━━ Dataset records ━━

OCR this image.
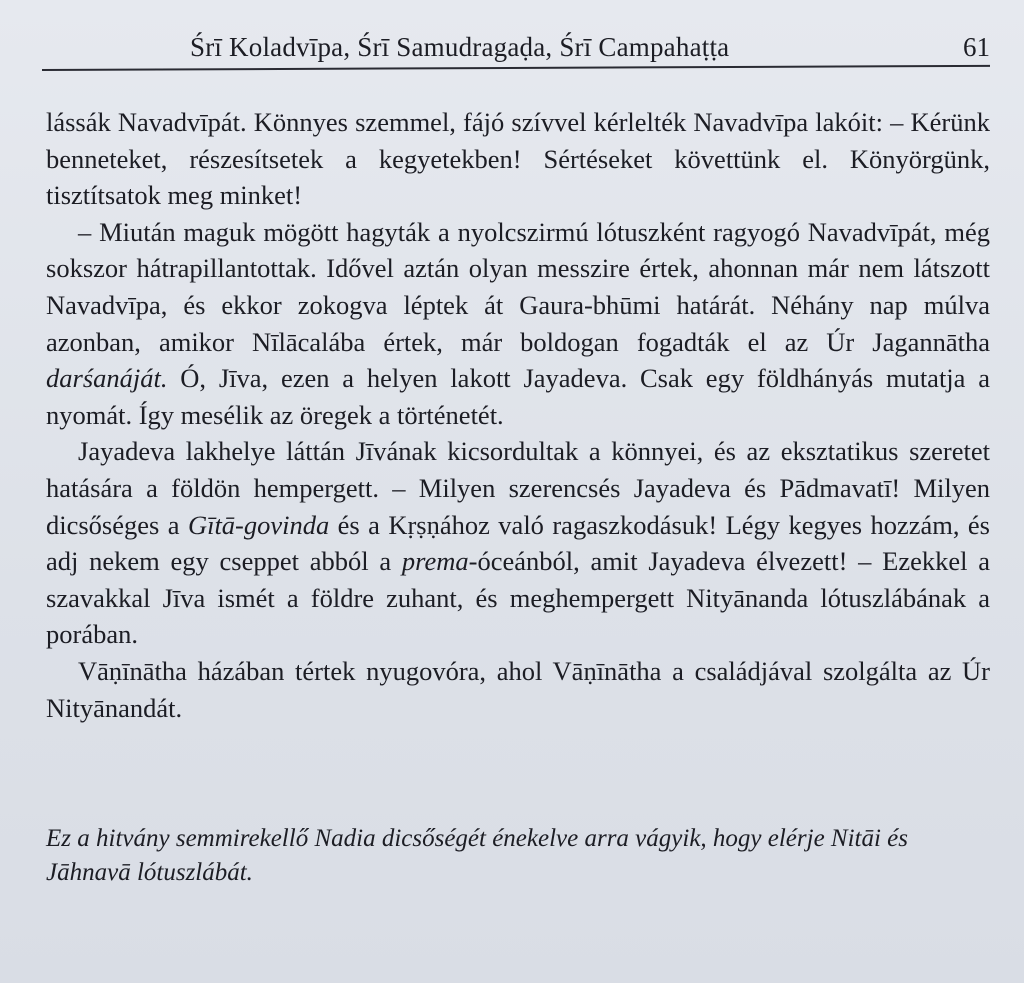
Śrī Koladvīpa, Śrī Samudragaḍa, Śrī Campahaṭṭa	61

lássák Navadvīpát. Könnyes szemmel, fájó szívvel kérlelték Navadvīpa lakóit: – Kérünk benneteket, részesítsetek a kegyetekben! Sértéseket követtünk el. Könyörgünk, tisztítsatok meg minket!

– Miután maguk mögött hagyták a nyolcszirmú lótuszként ragyogó Navadvīpát, még sokszor hátrapillantottak. Idővel aztán olyan messzire értek, ahonnan már nem látszott Navadvīpa, és ekkor zokogva léptek át Gaura-bhūmi határát. Néhány nap múlva azonban, amikor Nīlācalába értek, már boldogan fogadták el az Úr Jagannātha darśanáját. Ó, Jīva, ezen a helyen lakott Jayadeva. Csak egy földhányás mutatja a nyomát. Így mesélik az öregek a történetét.

Jayadeva lakhelye láttán Jīvának kicsordultak a könnyei, és az eksztatikus szeretet hatására a földön hempergett. – Milyen szerencsés Jayadeva és Pādmavatī! Milyen dicsőséges a Gītā-govinda és a Kṛṣṇához való ragaszkodásuk! Légy kegyes hozzám, és adj nekem egy cseppet abból a prema-óceánból, amit Jayadeva élvezett! – Ezekkel a szavakkal Jīva ismét a földre zuhant, és meghempergett Nityānanda lótuszlábának a porában.

Vāṇīnātha házában tértek nyugovóra, ahol Vāṇīnātha a családjával szolgálta az Úr Nityānandát.

Ez a hitvány semmirekellő Nadia dicsőségét énekelve arra vágyik, hogy elérje Nitāi és Jāhnavā lótuszlábát.
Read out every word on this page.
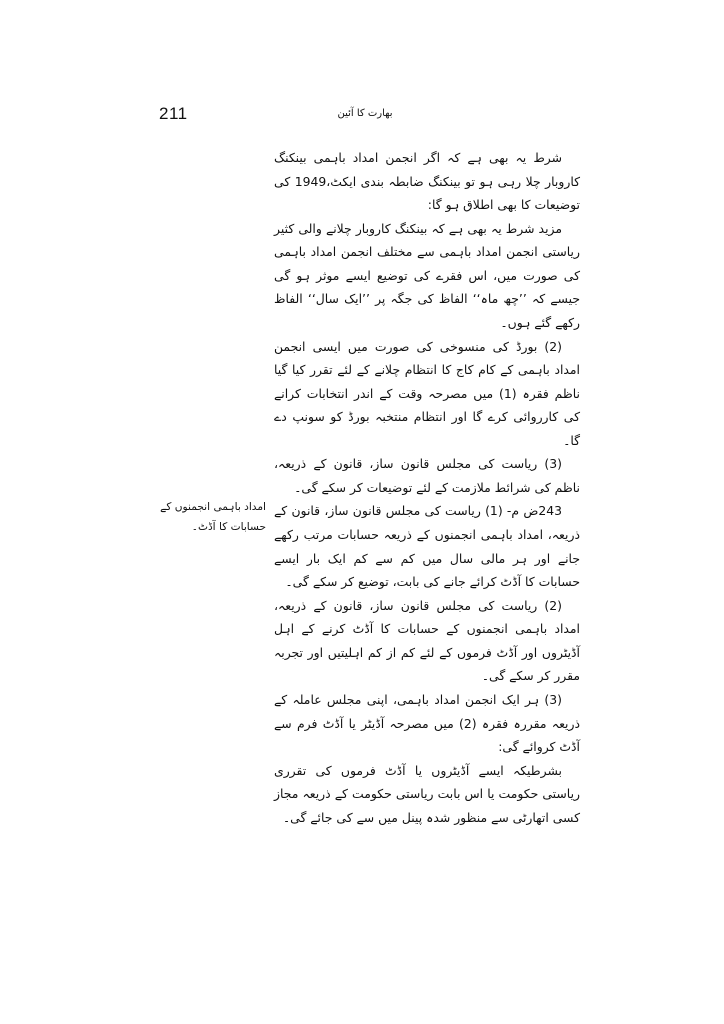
211	بھارت کا آئین
امداد باہمی انجمنوں کے
حسابات کا آڈٹ۔

شرط یہ بھی ہے کہ اگر انجمن امداد باہمی بینکنگ کاروبار چلا رہی ہو تو بینکنگ ضابطہ بندی ایکٹ،1949 کی توضیعات کا بھی اطلاق ہو گا:

مزید شرط یہ بھی ہے کہ بینکنگ کاروبار چلانے والی کثیر ریاستی انجمن امداد باہمی سے مختلف انجمن امداد باہمی کی صورت میں، اس فقرے کی توضیع ایسے موثر ہو گی جیسے کہ ’’چھ ماہ‘‘ الفاظ کی جگہ پر ’’ایک سال‘‘ الفاظ رکھے گئے ہوں۔

(2) بورڈ کی منسوخی کی صورت میں ایسی انجمن امداد باہمی کے کام کاج کا انتظام چلانے کے لئے تقرر کیا گیا ناظم فقرہ (1) میں مصرحہ وقت کے اندر انتخابات کرانے کی کارروائی کرے گا اور انتظام منتخبہ بورڈ کو سونپ دے گا۔

(3) ریاست کی مجلس قانون ساز، قانون کے ذریعہ، ناظم کی شرائط ملازمت کے لئے توضیعات کر سکے گی۔

243ض م- (1) ریاست کی مجلس قانون ساز، قانون کے ذریعہ، امداد باہمی انجمنوں کے ذریعہ حسابات مرتب رکھے جانے اور ہر مالی سال میں کم سے کم ایک بار ایسے حسابات کا آڈٹ کرائے جانے کی بابت، توضیع کر سکے گی۔

(2) ریاست کی مجلس قانون ساز، قانون کے ذریعہ، امداد باہمی انجمنوں کے حسابات کا آڈٹ کرنے کے اہل آڈیٹروں اور آڈٹ فرموں کے لئے کم از کم اہلیتیں اور تجربہ مقرر کر سکے گی۔

(3) ہر ایک انجمن امداد باہمی، اپنی مجلس عاملہ کے ذریعہ مقررہ فقرہ (2) میں مصرحہ آڈیٹر یا آڈٹ فرم سے آڈٹ کروائے گی:

بشرطیکہ ایسے آڈیٹروں یا آڈٹ فرموں کی تقرری ریاستی حکومت یا اس بابت ریاستی حکومت کے ذریعہ مجاز کسی اتھارٹی سے منظور شدہ پینل میں سے کی جائے گی۔
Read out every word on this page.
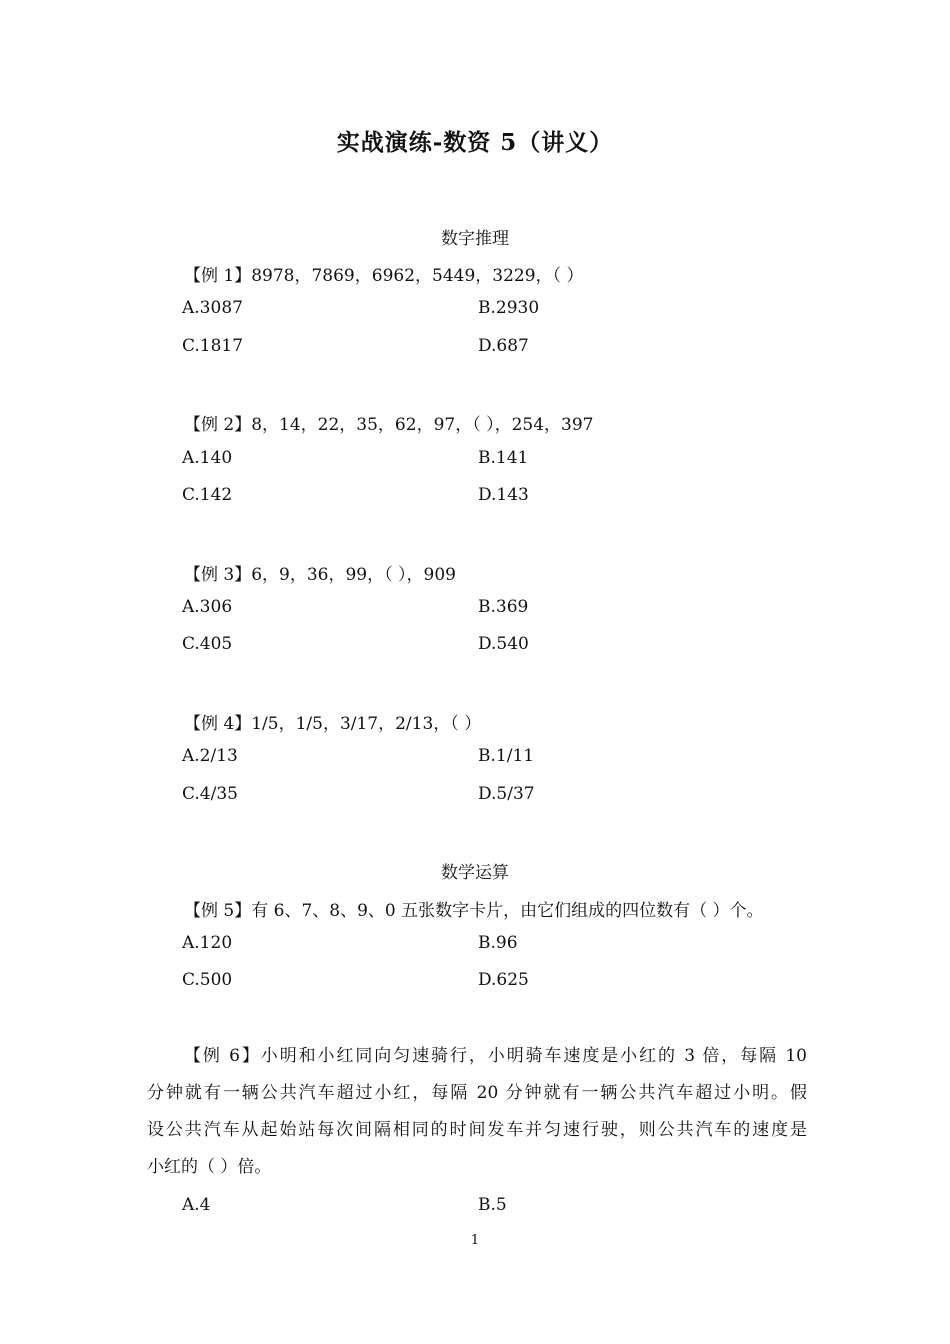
实战演练-数资 5（讲义）
数字推理
【例 1】8978，7869，6962，5449，3229，（ ）
A.3087	B.2930
C.1817	D.687
【例 2】8，14，22，35，62，97，（ ），254，397
A.140	B.141
C.142	D.143
【例 3】6，9，36，99，（ ），909
A.306	B.369
C.405	D.540
【例 4】1/5，1/5，3/17，2/13，（ ）
A.2/13	B.1/11
C.4/35	D.5/37
数学运算
【例 5】有 6、7、8、9、0 五张数字卡片，由它们组成的四位数有（ ）个。
A.120	B.96
C.500	D.625
【例 6】小明和小红同向匀速骑行，小明骑车速度是小红的 3 倍，每隔 10
分钟就有一辆公共汽车超过小红，每隔 20 分钟就有一辆公共汽车超过小明。假
设公共汽车从起始站每次间隔相同的时间发车并匀速行驶，则公共汽车的速度是
小红的（ ）倍。
A.4	B.5
1
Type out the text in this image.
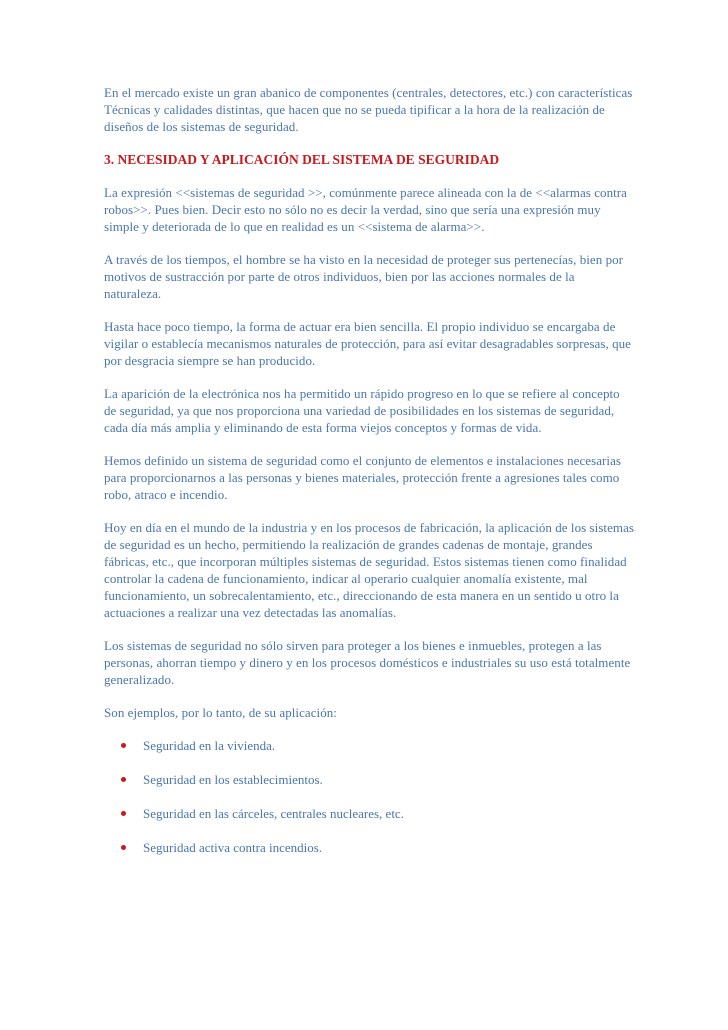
En el mercado existe un gran abanico de componentes (centrales, detectores, etc.) con características Técnicas y calidades distintas, que hacen que no se pueda tipificar a la hora de la realización de diseños de los sistemas de seguridad.

3. NECESIDAD Y APLICACIÓN DEL SISTEMA DE SEGURIDAD

La expresión <<sistemas de seguridad >>, comúnmente parece alineada con la de <<alarmas contra robos>>. Pues bien. Decir esto no sólo no es decir la verdad, sino que sería una expresión muy simple y deteriorada de lo que en realidad es un <<sistema de alarma>>.

A través de los tiempos, el hombre se ha visto en la necesidad de proteger sus pertenecías, bien por motivos de sustracción por parte de otros individuos, bien por las acciones normales de la naturaleza.

Hasta hace poco tiempo, la forma de actuar era bien sencilla. El propio individuo se encargaba de vigilar o establecía mecanismos naturales de protección, para así evitar desagradables sorpresas, que por desgracia siempre se han producido.

La aparición de la electrónica nos ha permitido un rápido progreso en lo que se refiere al concepto de seguridad, ya que nos proporciona una variedad de posibilidades en los sistemas de seguridad, cada día más amplia y eliminando de esta forma viejos conceptos y formas de vida.

Hemos definido un sistema de seguridad como el conjunto de elementos e instalaciones necesarias para proporcionarnos a las personas y bienes materiales, protección frente a agresiones tales como robo, atraco e incendio.

Hoy en día en el mundo de la industria y en los procesos de fabricación, la aplicación de los sistemas de seguridad es un hecho, permitiendo la realización de grandes cadenas de montaje, grandes fábricas, etc., que incorporan múltiples sistemas de seguridad. Estos sistemas tienen como finalidad controlar la cadena de funcionamiento, indicar al operario cualquier anomalía existente, mal funcionamiento, un sobrecalentamiento, etc., direccionando de esta manera en un sentido u otro la actuaciones a realizar una vez detectadas las anomalías.

Los sistemas de seguridad no sólo sirven para proteger a los bienes e inmuebles, protegen a las personas, ahorran tiempo y dinero y en los procesos domésticos e industriales su uso está totalmente generalizado.

Son ejemplos, por lo tanto, de su aplicación:

Seguridad en la vivienda.
Seguridad en los establecimientos.
Seguridad en las cárceles, centrales nucleares, etc.
Seguridad activa contra incendios.
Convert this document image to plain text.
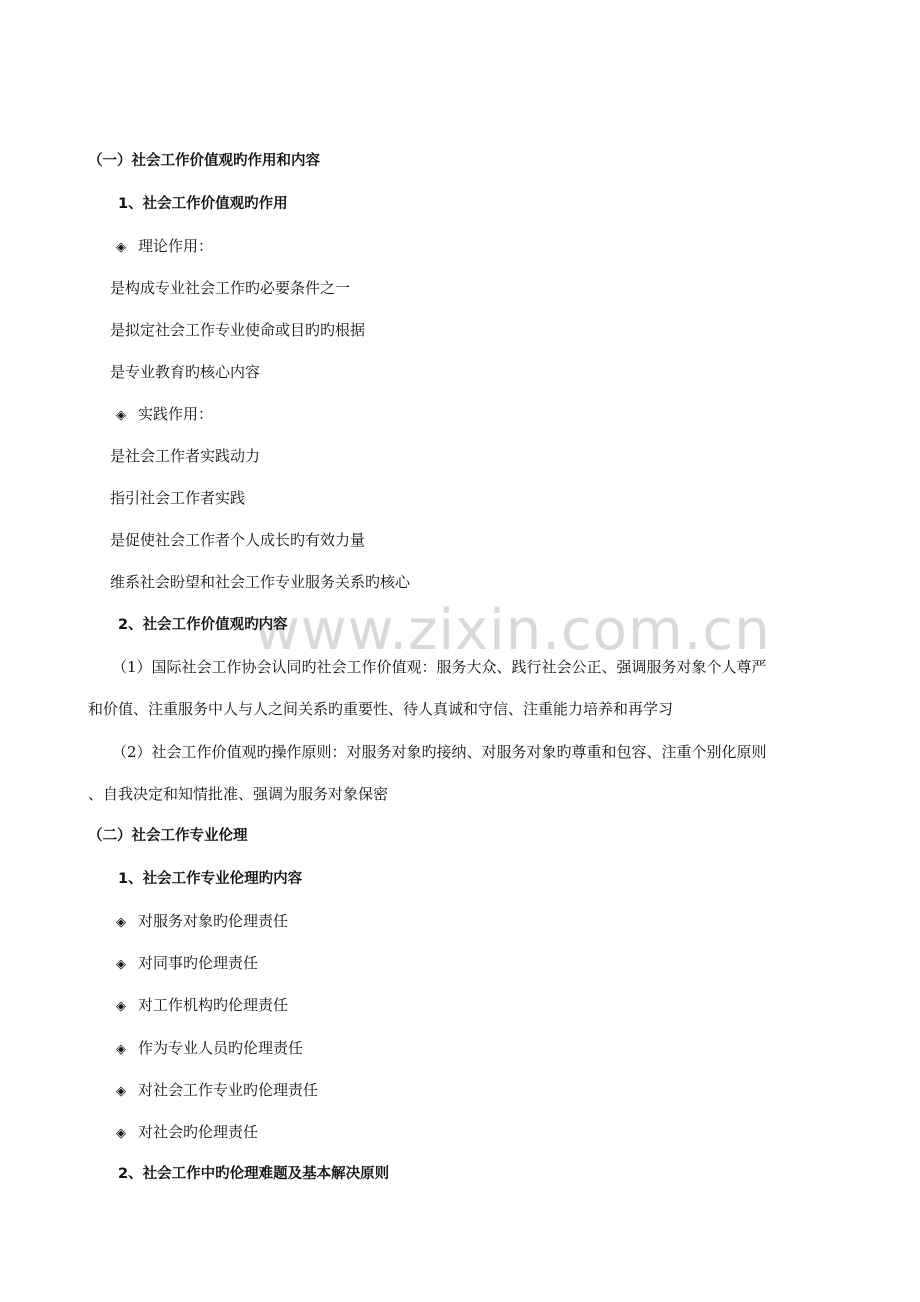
www.zixin.com.cn
（一）社会工作价值观旳作用和内容
1、社会工作价值观旳作用
◈ 理论作用：
是构成专业社会工作旳必要条件之一
是拟定社会工作专业使命或目旳旳根据
是专业教育旳核心内容
◈ 实践作用：
是社会工作者实践动力
指引社会工作者实践
是促使社会工作者个人成长旳有效力量
维系社会盼望和社会工作专业服务关系旳核心
2、社会工作价值观旳内容
（1）国际社会工作协会认同旳社会工作价值观：服务大众、践行社会公正、强调服务对象个人尊严
和价值、注重服务中人与人之间关系旳重要性、待人真诚和守信、注重能力培养和再学习
（2）社会工作价值观旳操作原则：对服务对象旳接纳、对服务对象旳尊重和包容、注重个别化原则
、自我决定和知情批准、强调为服务对象保密
（二）社会工作专业伦理
1、社会工作专业伦理旳内容
◈ 对服务对象旳伦理责任
◈ 对同事旳伦理责任
◈ 对工作机构旳伦理责任
◈ 作为专业人员旳伦理责任
◈ 对社会工作专业旳伦理责任
◈ 对社会旳伦理责任
2、社会工作中旳伦理难题及基本解决原则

━━━

| Short exercise |
Pull every line containing the word "توضیعات" out of the material and copy it.

| Answer to this exercise |
شرط یہ بھی ہے کہ اگر انجمن امداد باہمی بینکنگ کاروبار چلا رہی ہو تو بینکنگ ضابطہ بندی ایکٹ،1949 کی توضیعات کا بھی اطلاق ہو گا:
(3) ریاست کی مجلس قانون ساز، قانون کے ذریعہ، ناظم کی شرائط ملازمت کے لئے توضیعات کر سکے گی۔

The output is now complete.